Write out the material exactly, with the pictures left out.
-- start MATERIAL SHOWN --
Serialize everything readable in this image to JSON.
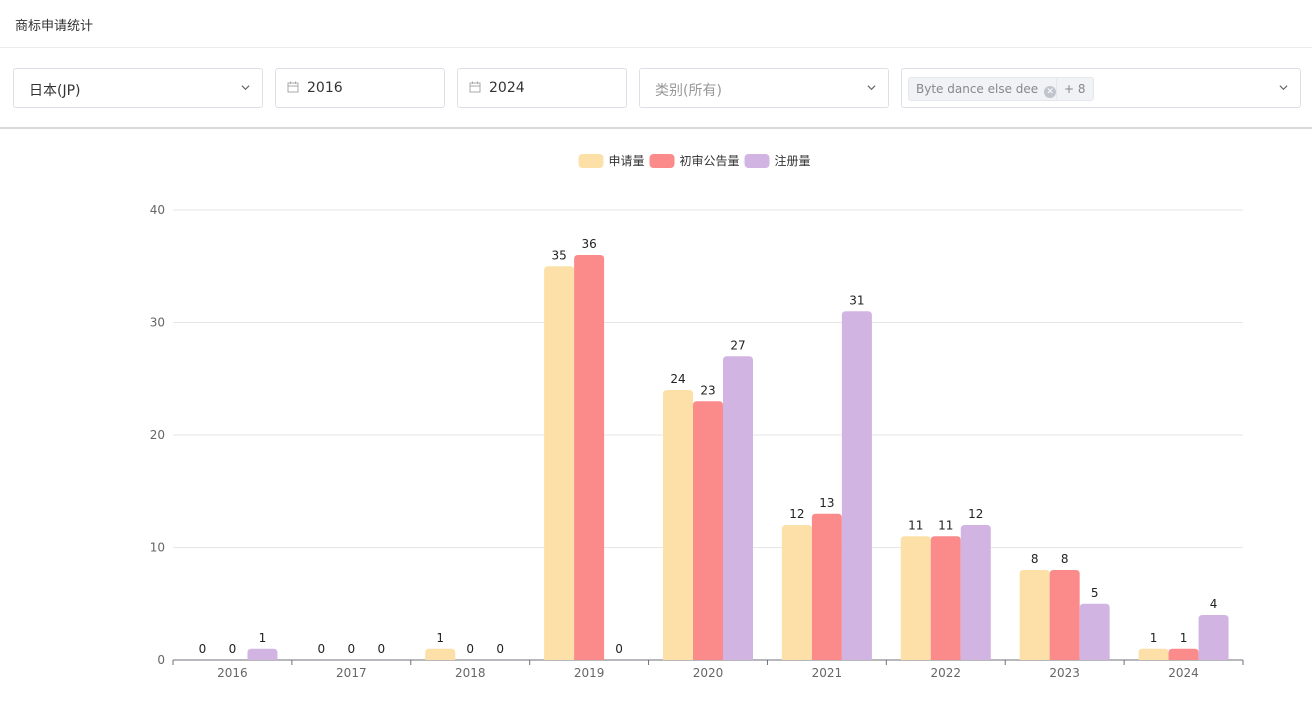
{
  "header": {
    "title": "商标申请统计"
  },
  "filters": {
    "country": "日本(JP)",
    "start_year": "2016",
    "end_year": "2024",
    "category_placeholder": "类别(所有)",
    "applicant_tag": "Byte dance else dee",
    "more_tag": "+ 8"
  },
  "colors": {
    "applications": "#fce0a8",
    "preliminary": "#fb8a8a",
    "registrations": "#d2b4e2"
  },
  "chart_data": {
    "type": "bar",
    "categories": [
      "2016",
      "2017",
      "2018",
      "2019",
      "2020",
      "2021",
      "2022",
      "2023",
      "2024"
    ],
    "series": [
      {
        "name": "申请量",
        "values": [
          0,
          0,
          1,
          35,
          24,
          12,
          11,
          8,
          1
        ]
      },
      {
        "name": "初审公告量",
        "values": [
          0,
          0,
          0,
          36,
          23,
          13,
          11,
          8,
          1
        ]
      },
      {
        "name": "注册量",
        "values": [
          1,
          0,
          0,
          0,
          27,
          31,
          12,
          5,
          4
        ]
      }
    ],
    "ylim": [
      0,
      40
    ],
    "yticks": [
      0,
      10,
      20,
      30,
      40
    ],
    "grid": true,
    "legend": "top-center"
  }
}
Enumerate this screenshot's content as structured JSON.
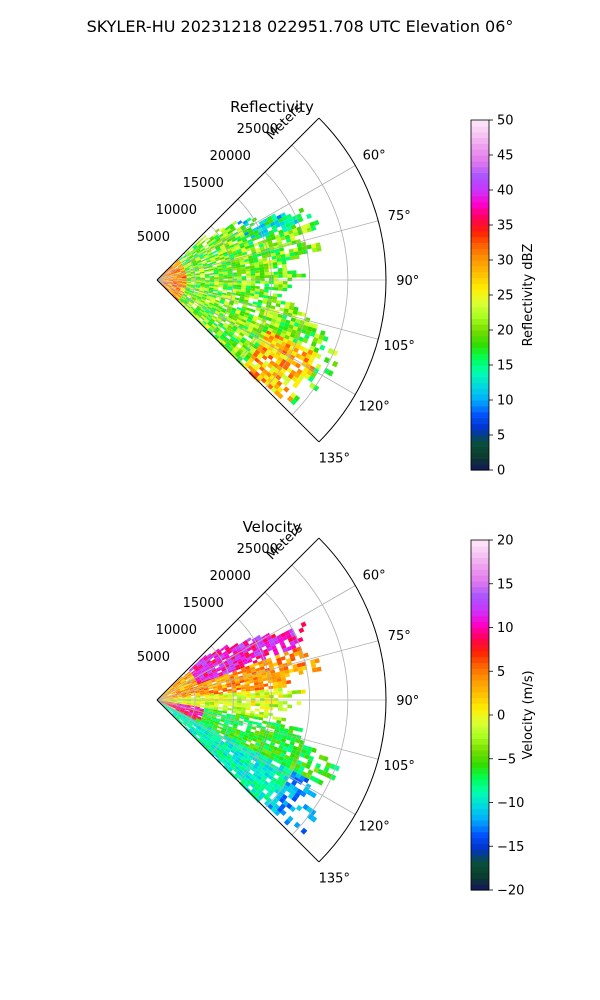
{
  "figure_title": "SKYLER-HU  20231218  022951.708 UTC Elevation 06°",
  "chart_data": [
    {
      "type": "heatmap",
      "projection": "polar-sector",
      "title": "Reflectivity",
      "radial_axis_label": "Meters",
      "radial_ticks": [
        "5000",
        "10000",
        "15000",
        "20000",
        "25000"
      ],
      "radial_range": [
        0,
        30000
      ],
      "angle_ticks": [
        "60°",
        "75°",
        "90°",
        "105°",
        "120°",
        "135°"
      ],
      "angle_range_deg": [
        45,
        135
      ],
      "grid": true,
      "colorbar": {
        "label": "Reflectivity dBZ",
        "range": [
          0,
          50
        ],
        "ticks": [
          "0",
          "5",
          "10",
          "15",
          "20",
          "25",
          "30",
          "35",
          "40",
          "45",
          "50"
        ],
        "colors": [
          "#14145a",
          "#0b3d2e",
          "#0a4f3c",
          "#0033cc",
          "#0055ff",
          "#00aaff",
          "#00d8e0",
          "#00ffb0",
          "#00ff55",
          "#33dd00",
          "#77dd00",
          "#aaff22",
          "#ddff33",
          "#ffee00",
          "#ffc000",
          "#ff9900",
          "#ff6600",
          "#ff2200",
          "#ff0055",
          "#ff00cc",
          "#cc33ff",
          "#aa55ff",
          "#dd77ee",
          "#ee99ee",
          "#f6c6f3",
          "#fde8fb"
        ]
      }
    },
    {
      "type": "heatmap",
      "projection": "polar-sector",
      "title": "Velocity",
      "radial_axis_label": "Meters",
      "radial_ticks": [
        "5000",
        "10000",
        "15000",
        "20000",
        "25000"
      ],
      "radial_range": [
        0,
        30000
      ],
      "angle_ticks": [
        "60°",
        "75°",
        "90°",
        "105°",
        "120°",
        "135°"
      ],
      "angle_range_deg": [
        45,
        135
      ],
      "grid": true,
      "colorbar": {
        "label": "Velocity (m/s)",
        "range": [
          -20,
          20
        ],
        "ticks": [
          "−20",
          "−15",
          "−10",
          "−5",
          "0",
          "5",
          "10",
          "15",
          "20"
        ],
        "colors": [
          "#14145a",
          "#0b3d2e",
          "#0a4f3c",
          "#0033cc",
          "#0055ff",
          "#00aaff",
          "#00d8e0",
          "#00ffb0",
          "#00ff55",
          "#33dd00",
          "#77dd00",
          "#aaff22",
          "#ddff33",
          "#ffee00",
          "#ffc000",
          "#ff9900",
          "#ff6600",
          "#ff2200",
          "#ff0055",
          "#ff00cc",
          "#cc33ff",
          "#aa55ff",
          "#dd77ee",
          "#ee99ee",
          "#f6c6f3",
          "#fde8fb"
        ]
      }
    }
  ]
}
-- end MATERIAL SHOWN --
• [RESULT OF THIS EXERCISE]:
Serialize everything readable in this image to JSON.
{
  "header": {
    "title": "商标申请统计"
  },
  "filters": {
    "country": "日本(JP)",
    "start_year": "2016",
    "end_year": "2024",
    "category_placeholder": "类别(所有)",
    "applicant_tag": "Byte dance else dee",
    "more_tag": "+ 8"
  },
  "colors": {
    "applications": "#fce0a8",
    "preliminary": "#fb8a8a",
    "registrations": "#d2b4e2"
  },
  "chart_data": {
    "type": "bar",
    "categories": [
      "2016",
      "2017",
      "2018",
      "2019",
      "2020",
      "2021",
      "2022",
      "2023",
      "2024"
    ],
    "series": [
      {
        "name": "申请量",
        "values": [
          0,
          0,
          1,
          35,
          24,
          12,
          11,
          8,
          1
        ]
      },
      {
        "name": "初审公告量",
        "values": [
          0,
          0,
          0,
          36,
          23,
          13,
          11,
          8,
          1
        ]
      },
      {
        "name": "注册量",
        "values": [
          1,
          0,
          0,
          0,
          27,
          31,
          12,
          5,
          4
        ]
      }
    ],
    "ylim": [
      0,
      40
    ],
    "yticks": [
      0,
      10,
      20,
      30,
      40
    ],
    "grid": true,
    "legend": "top-center"
  }
}
Enumerate this screenshot's content as structured JSON.
{
  "figure_title": "SKYLER-HU  20231218  022951.708 UTC Elevation 06°",
  "chart_data": [
    {
      "type": "heatmap",
      "projection": "polar-sector",
      "title": "Reflectivity",
      "radial_axis_label": "Meters",
      "radial_ticks": [
        "5000",
        "10000",
        "15000",
        "20000",
        "25000"
      ],
      "radial_range": [
        0,
        30000
      ],
      "angle_ticks": [
        "60°",
        "75°",
        "90°",
        "105°",
        "120°",
        "135°"
      ],
      "angle_range_deg": [
        45,
        135
      ],
      "grid": true,
      "colorbar": {
        "label": "Reflectivity dBZ",
        "range": [
          0,
          50
        ],
        "ticks": [
          "0",
          "5",
          "10",
          "15",
          "20",
          "25",
          "30",
          "35",
          "40",
          "45",
          "50"
        ],
        "colors": [
          "#14145a",
          "#0b3d2e",
          "#0a4f3c",
          "#0033cc",
          "#0055ff",
          "#00aaff",
          "#00d8e0",
          "#00ffb0",
          "#00ff55",
          "#33dd00",
          "#77dd00",
          "#aaff22",
          "#ddff33",
          "#ffee00",
          "#ffc000",
          "#ff9900",
          "#ff6600",
          "#ff2200",
          "#ff0055",
          "#ff00cc",
          "#cc33ff",
          "#aa55ff",
          "#dd77ee",
          "#ee99ee",
          "#f6c6f3",
          "#fde8fb"
        ]
      }
    },
    {
      "type": "heatmap",
      "projection": "polar-sector",
      "title": "Velocity",
      "radial_axis_label": "Meters",
      "radial_ticks": [
        "5000",
        "10000",
        "15000",
        "20000",
        "25000"
      ],
      "radial_range": [
        0,
        30000
      ],
      "angle_ticks": [
        "60°",
        "75°",
        "90°",
        "105°",
        "120°",
        "135°"
      ],
      "angle_range_deg": [
        45,
        135
      ],
      "grid": true,
      "colorbar": {
        "label": "Velocity (m/s)",
        "range": [
          -20,
          20
        ],
        "ticks": [
          "−20",
          "−15",
          "−10",
          "−5",
          "0",
          "5",
          "10",
          "15",
          "20"
        ],
        "colors": [
          "#14145a",
          "#0b3d2e",
          "#0a4f3c",
          "#0033cc",
          "#0055ff",
          "#00aaff",
          "#00d8e0",
          "#00ffb0",
          "#00ff55",
          "#33dd00",
          "#77dd00",
          "#aaff22",
          "#ddff33",
          "#ffee00",
          "#ffc000",
          "#ff9900",
          "#ff6600",
          "#ff2200",
          "#ff0055",
          "#ff00cc",
          "#cc33ff",
          "#aa55ff",
          "#dd77ee",
          "#ee99ee",
          "#f6c6f3",
          "#fde8fb"
        ]
      }
    }
  ]
}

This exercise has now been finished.